(Structured figure records)
----

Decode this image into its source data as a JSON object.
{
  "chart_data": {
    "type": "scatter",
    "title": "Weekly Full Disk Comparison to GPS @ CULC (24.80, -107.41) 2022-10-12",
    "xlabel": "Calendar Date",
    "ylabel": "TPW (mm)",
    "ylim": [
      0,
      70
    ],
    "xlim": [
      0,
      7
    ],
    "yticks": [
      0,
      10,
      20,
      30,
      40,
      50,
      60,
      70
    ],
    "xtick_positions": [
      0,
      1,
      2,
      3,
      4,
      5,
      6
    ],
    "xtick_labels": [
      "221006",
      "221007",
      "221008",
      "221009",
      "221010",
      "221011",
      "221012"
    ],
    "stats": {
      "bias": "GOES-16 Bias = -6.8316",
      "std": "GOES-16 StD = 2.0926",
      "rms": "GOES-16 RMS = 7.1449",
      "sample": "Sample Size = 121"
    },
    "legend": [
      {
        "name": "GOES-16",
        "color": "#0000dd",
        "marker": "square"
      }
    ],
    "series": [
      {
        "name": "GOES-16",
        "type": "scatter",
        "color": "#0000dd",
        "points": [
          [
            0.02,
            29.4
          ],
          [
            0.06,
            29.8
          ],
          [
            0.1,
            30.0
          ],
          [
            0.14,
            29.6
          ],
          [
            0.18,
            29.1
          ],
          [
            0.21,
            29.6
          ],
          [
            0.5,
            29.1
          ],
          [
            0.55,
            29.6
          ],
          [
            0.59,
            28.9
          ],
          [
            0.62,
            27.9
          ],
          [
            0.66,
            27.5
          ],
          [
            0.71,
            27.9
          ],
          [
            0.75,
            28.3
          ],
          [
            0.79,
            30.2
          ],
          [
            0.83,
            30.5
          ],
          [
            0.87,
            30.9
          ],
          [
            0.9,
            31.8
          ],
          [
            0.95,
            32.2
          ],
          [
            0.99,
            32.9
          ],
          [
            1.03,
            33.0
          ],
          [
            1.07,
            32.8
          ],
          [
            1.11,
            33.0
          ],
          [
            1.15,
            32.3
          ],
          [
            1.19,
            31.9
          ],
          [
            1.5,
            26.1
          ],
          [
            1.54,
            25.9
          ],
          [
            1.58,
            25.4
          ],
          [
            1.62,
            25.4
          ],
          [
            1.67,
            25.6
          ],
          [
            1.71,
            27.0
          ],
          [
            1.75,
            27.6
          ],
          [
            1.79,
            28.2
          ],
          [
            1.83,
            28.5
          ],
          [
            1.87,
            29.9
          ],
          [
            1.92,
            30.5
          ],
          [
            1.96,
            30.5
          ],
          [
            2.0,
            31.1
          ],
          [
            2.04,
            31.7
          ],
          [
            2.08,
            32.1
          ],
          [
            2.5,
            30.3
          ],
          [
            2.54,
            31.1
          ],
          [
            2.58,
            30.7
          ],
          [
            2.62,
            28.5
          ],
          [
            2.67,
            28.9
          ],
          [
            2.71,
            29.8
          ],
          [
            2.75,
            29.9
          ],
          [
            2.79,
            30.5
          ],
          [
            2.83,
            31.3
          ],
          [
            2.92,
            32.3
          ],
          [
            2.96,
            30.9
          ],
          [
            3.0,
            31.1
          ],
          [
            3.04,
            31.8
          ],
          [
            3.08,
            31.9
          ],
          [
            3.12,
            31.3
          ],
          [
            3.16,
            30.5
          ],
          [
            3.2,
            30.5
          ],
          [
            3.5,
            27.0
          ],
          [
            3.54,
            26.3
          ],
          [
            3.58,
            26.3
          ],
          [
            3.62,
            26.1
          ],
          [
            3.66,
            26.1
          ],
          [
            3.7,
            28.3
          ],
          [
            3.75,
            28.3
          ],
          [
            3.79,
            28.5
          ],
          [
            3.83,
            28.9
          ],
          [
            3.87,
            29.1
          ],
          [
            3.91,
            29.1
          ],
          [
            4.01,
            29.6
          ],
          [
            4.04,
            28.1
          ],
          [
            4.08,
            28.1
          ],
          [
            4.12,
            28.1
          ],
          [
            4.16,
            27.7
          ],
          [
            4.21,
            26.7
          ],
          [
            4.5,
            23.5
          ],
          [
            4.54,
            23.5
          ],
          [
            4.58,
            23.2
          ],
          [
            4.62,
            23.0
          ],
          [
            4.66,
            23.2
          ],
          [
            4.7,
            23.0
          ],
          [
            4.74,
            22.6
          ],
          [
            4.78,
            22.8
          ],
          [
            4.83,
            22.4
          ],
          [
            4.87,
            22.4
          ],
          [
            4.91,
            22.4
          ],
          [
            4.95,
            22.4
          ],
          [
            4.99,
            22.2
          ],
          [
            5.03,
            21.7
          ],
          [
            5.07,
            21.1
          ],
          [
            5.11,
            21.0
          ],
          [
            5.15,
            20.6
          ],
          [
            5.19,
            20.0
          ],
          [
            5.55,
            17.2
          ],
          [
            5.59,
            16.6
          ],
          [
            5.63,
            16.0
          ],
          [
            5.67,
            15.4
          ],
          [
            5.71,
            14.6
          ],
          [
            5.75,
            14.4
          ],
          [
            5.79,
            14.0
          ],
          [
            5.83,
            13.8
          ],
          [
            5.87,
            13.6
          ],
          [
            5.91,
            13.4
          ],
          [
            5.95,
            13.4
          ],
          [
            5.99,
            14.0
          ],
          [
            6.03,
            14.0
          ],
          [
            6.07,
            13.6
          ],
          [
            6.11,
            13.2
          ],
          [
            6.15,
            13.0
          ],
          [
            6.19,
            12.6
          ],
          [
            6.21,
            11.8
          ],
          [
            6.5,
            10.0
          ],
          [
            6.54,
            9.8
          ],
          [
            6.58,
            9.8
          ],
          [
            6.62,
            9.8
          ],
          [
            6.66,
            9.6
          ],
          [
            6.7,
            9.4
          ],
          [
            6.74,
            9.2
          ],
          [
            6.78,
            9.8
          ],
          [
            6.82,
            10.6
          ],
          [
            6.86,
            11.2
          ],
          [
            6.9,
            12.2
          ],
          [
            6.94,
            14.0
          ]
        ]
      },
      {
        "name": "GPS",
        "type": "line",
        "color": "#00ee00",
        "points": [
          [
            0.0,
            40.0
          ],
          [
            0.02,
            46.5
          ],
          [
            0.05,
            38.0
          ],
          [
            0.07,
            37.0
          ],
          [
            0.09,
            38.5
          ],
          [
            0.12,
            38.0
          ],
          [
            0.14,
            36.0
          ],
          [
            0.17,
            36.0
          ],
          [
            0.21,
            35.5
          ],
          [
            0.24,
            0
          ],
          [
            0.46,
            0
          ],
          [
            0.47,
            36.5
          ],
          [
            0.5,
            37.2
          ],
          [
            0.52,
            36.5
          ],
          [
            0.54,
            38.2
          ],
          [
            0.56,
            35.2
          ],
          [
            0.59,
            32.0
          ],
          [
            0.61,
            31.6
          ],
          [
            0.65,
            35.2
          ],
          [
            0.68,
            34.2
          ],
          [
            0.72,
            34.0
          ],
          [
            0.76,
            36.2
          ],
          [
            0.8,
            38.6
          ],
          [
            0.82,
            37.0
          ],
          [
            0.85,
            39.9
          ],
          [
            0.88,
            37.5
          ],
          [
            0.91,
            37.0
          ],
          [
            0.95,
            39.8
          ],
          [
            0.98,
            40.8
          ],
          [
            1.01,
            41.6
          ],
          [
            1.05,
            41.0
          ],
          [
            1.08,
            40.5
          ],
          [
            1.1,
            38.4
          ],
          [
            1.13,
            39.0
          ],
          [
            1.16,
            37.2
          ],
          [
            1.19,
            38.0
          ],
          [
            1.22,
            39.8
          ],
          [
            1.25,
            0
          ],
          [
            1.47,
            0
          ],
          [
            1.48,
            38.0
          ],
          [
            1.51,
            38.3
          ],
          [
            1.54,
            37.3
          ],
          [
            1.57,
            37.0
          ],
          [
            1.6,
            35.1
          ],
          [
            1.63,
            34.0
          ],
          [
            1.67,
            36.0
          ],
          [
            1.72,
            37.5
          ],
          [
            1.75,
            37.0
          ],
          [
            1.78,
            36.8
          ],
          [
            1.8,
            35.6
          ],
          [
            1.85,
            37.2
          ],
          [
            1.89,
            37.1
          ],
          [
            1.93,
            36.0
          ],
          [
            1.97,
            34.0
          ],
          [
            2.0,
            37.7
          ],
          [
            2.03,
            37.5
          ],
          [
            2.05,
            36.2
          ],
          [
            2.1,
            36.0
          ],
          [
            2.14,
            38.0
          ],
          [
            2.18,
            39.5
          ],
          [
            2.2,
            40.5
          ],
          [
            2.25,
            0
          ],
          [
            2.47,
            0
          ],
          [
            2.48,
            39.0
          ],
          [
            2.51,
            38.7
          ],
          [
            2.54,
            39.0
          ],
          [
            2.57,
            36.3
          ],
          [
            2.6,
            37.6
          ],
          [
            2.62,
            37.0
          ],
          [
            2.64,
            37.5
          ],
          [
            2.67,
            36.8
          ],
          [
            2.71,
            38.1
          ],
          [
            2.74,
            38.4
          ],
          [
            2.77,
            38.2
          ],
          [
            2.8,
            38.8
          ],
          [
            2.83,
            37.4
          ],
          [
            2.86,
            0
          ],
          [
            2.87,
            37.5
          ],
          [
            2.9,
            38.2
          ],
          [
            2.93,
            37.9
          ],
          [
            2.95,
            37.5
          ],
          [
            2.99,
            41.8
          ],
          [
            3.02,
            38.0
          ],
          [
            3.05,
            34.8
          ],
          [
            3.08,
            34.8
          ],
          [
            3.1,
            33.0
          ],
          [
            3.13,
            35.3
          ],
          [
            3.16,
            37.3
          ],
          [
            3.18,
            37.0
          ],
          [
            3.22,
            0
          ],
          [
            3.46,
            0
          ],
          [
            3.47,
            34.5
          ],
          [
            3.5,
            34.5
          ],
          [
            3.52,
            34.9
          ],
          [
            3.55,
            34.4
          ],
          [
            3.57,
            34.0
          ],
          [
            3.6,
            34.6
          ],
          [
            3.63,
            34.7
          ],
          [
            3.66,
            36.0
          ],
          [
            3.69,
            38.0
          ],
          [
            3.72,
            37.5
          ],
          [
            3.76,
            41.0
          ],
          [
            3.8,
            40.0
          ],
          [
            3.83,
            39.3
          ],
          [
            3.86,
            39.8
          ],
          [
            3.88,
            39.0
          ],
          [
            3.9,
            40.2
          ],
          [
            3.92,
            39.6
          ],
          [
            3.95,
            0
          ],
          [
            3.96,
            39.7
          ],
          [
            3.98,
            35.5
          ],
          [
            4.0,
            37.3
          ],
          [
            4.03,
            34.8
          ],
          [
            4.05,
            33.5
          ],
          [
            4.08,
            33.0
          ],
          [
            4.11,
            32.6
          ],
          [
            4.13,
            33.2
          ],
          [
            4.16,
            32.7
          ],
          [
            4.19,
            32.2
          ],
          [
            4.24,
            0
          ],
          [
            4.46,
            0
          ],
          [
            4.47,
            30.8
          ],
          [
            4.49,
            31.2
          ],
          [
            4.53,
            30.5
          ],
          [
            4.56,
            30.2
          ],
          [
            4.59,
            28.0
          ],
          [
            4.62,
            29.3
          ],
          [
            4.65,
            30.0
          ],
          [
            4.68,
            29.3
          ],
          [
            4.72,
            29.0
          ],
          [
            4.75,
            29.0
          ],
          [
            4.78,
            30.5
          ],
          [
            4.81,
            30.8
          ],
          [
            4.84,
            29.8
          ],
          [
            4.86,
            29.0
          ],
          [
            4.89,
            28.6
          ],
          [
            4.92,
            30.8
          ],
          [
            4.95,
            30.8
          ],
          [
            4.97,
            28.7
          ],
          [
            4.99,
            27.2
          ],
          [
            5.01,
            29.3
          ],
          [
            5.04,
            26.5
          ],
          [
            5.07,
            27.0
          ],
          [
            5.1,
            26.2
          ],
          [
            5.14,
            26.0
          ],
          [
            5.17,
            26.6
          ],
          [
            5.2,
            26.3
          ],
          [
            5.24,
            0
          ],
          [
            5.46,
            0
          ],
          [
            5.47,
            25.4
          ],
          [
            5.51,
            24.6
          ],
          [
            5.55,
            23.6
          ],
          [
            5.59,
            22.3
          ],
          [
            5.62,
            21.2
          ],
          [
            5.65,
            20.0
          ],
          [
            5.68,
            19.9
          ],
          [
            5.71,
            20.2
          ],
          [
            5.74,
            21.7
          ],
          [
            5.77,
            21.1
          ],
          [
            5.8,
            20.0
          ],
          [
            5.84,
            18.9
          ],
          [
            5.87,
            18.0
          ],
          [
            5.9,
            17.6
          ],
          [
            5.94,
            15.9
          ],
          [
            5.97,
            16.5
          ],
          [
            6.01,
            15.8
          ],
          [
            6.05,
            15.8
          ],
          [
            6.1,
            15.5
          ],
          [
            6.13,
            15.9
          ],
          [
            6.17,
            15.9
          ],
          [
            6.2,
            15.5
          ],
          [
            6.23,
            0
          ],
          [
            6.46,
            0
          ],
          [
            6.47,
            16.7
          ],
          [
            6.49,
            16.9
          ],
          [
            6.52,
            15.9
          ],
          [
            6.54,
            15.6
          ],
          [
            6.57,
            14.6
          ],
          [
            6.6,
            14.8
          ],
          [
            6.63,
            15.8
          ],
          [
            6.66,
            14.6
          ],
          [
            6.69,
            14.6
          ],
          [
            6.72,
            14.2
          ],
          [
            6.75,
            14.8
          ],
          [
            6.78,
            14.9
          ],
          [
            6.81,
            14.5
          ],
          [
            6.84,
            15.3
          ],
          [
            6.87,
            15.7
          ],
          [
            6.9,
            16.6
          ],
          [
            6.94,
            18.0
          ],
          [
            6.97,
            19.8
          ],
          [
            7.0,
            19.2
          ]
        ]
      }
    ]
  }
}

----

▶ What you should do
Collect from the data above every line that includes "type".

▶ Complete output
    "type": "scatter",
        "type": "scatter",
        "type": "line",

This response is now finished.